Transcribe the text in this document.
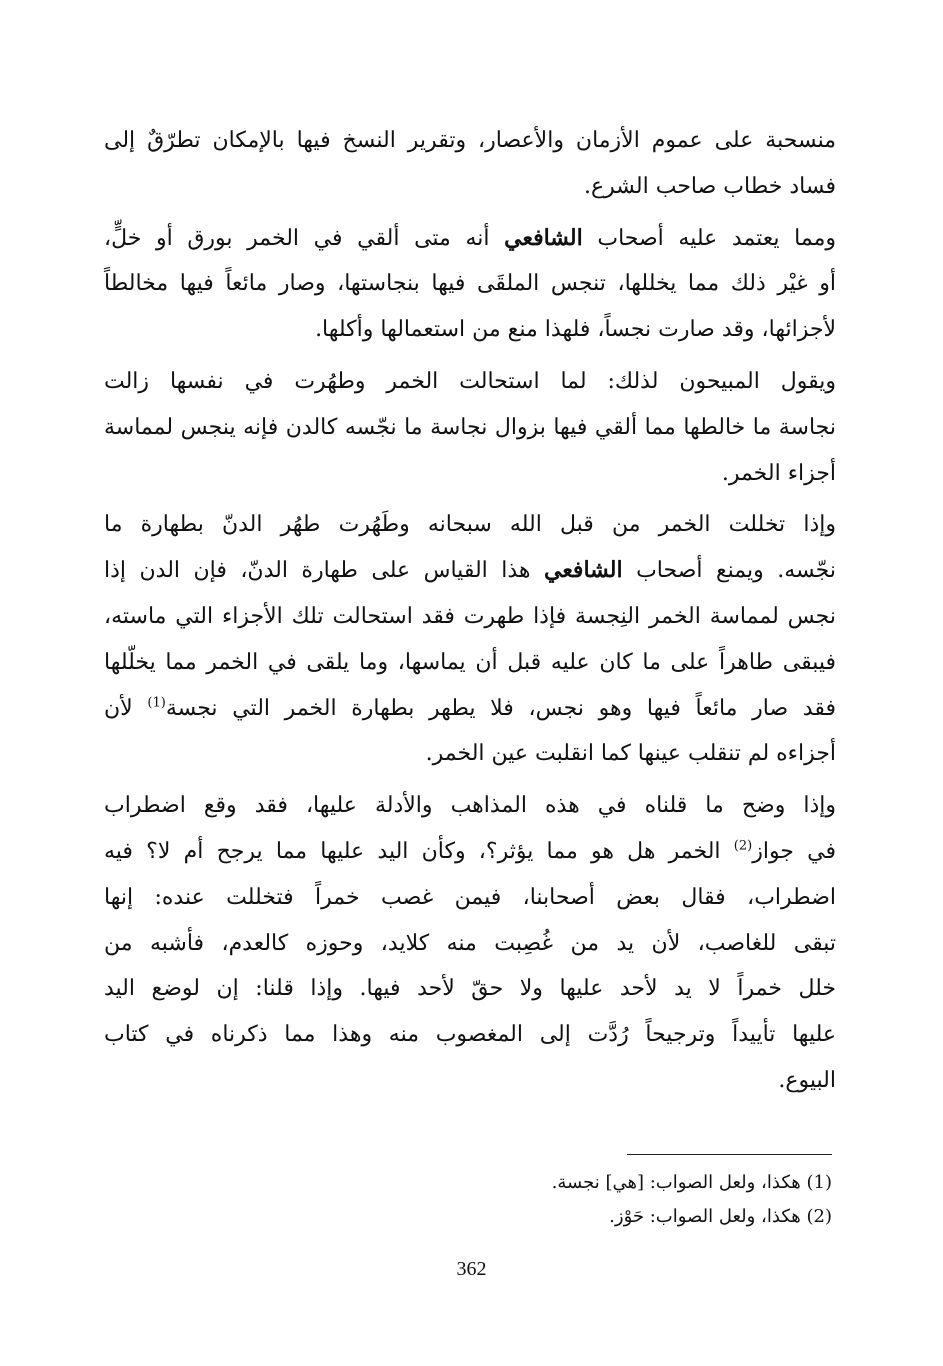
منسحبة على عموم الأزمان والأعصار، وتقرير النسخ فيها بالإمكان تطرّقٌ إلى
فساد خطاب صاحب الشرع.
ومما يعتمد عليه أصحاب الشافعي أنه متى ألقي في الخمر بورق أو خلٍّ،
أو غيْر ذلك مما يخللها، تنجس الملقَى فيها بنجاستها، وصار مائعاً فيها مخالطاً
لأجزائها، وقد صارت نجساً، فلهذا منع من استعمالها وأكلها.
ويقول المبيحون لذلك: لما استحالت الخمر وطهُرت في نفسها زالت
نجاسة ما خالطها مما ألقي فيها بزوال نجاسة ما نجّسه كالدن فإنه ينجس لمماسة
أجزاء الخمر.
وإذا تخللت الخمر من قبل الله سبحانه وطَهُرت طهُر الدنّ بطهارة ما
نجّسه. ويمنع أصحاب الشافعي هذا القياس على طهارة الدنّ، فإن الدن إذا
نجس لمماسة الخمر النِجسة فإذا طهرت فقد استحالت تلك الأجزاء التي ماسته،
فيبقى طاهراً على ما كان عليه قبل أن يماسها، وما يلقى في الخمر مما يخلّلها
فقد صار مائعاً فيها وهو نجس، فلا يطهر بطهارة الخمر التي نجسة$^{(1)}$ لأن
أجزاءه لم تنقلب عينها كما انقلبت عين الخمر.
وإذا وضح ما قلناه في هذه المذاهب والأدلة عليها، فقد وقع اضطراب
في جواز$^{(2)}$ الخمر هل هو مما يؤثر؟، وكأن اليد عليها مما يرجح أم لا؟ فيه
اضطراب، فقال بعض أصحابنا، فيمن غصب خمراً فتخللت عنده: إنها
تبقى للغاصب، لأن يد من غُصِبت منه كلايد، وحوزه كالعدم، فأشبه من
خلل خمراً لا يد لأحد عليها ولا حقّ لأحد فيها. وإذا قلنا: إن لوضع اليد
عليها تأييداً وترجيحاً رُدَّت إلى المغصوب منه وهذا مما ذكرناه في كتاب
البيوع.
(1) هكذا، ولعل الصواب: [هي] نجسة.
(2) هكذا، ولعل الصواب: حَوْز.
362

PROMPT: Apart from the pictures, the entries above are to be repeated in full and exactly.

PROBLEM SOLUTION:
Transcribe the text in this document.
منسحبة على عموم الأزمان والأعصار، وتقرير النسخ فيها بالإمكان تطرّقٌ إلى
فساد خطاب صاحب الشرع.
ومما يعتمد عليه أصحاب الشافعي أنه متى ألقي في الخمر بورق أو خلٍّ،
أو غيْر ذلك مما يخللها، تنجس الملقَى فيها بنجاستها، وصار مائعاً فيها مخالطاً
لأجزائها، وقد صارت نجساً، فلهذا منع من استعمالها وأكلها.
ويقول المبيحون لذلك: لما استحالت الخمر وطهُرت في نفسها زالت
نجاسة ما خالطها مما ألقي فيها بزوال نجاسة ما نجّسه كالدن فإنه ينجس لمماسة
أجزاء الخمر.
وإذا تخللت الخمر من قبل الله سبحانه وطَهُرت طهُر الدنّ بطهارة ما
نجّسه. ويمنع أصحاب الشافعي هذا القياس على طهارة الدنّ، فإن الدن إذا
نجس لمماسة الخمر النِجسة فإذا طهرت فقد استحالت تلك الأجزاء التي ماسته،
فيبقى طاهراً على ما كان عليه قبل أن يماسها، وما يلقى في الخمر مما يخلّلها
فقد صار مائعاً فيها وهو نجس، فلا يطهر بطهارة الخمر التي نجسة$^{(1)}$ لأن
أجزاءه لم تنقلب عينها كما انقلبت عين الخمر.
وإذا وضح ما قلناه في هذه المذاهب والأدلة عليها، فقد وقع اضطراب
في جواز$^{(2)}$ الخمر هل هو مما يؤثر؟، وكأن اليد عليها مما يرجح أم لا؟ فيه
اضطراب، فقال بعض أصحابنا، فيمن غصب خمراً فتخللت عنده: إنها
تبقى للغاصب، لأن يد من غُصِبت منه كلايد، وحوزه كالعدم، فأشبه من
خلل خمراً لا يد لأحد عليها ولا حقّ لأحد فيها. وإذا قلنا: إن لوضع اليد
عليها تأييداً وترجيحاً رُدَّت إلى المغصوب منه وهذا مما ذكرناه في كتاب
البيوع.
(1) هكذا، ولعل الصواب: [هي] نجسة.
(2) هكذا، ولعل الصواب: حَوْز.
362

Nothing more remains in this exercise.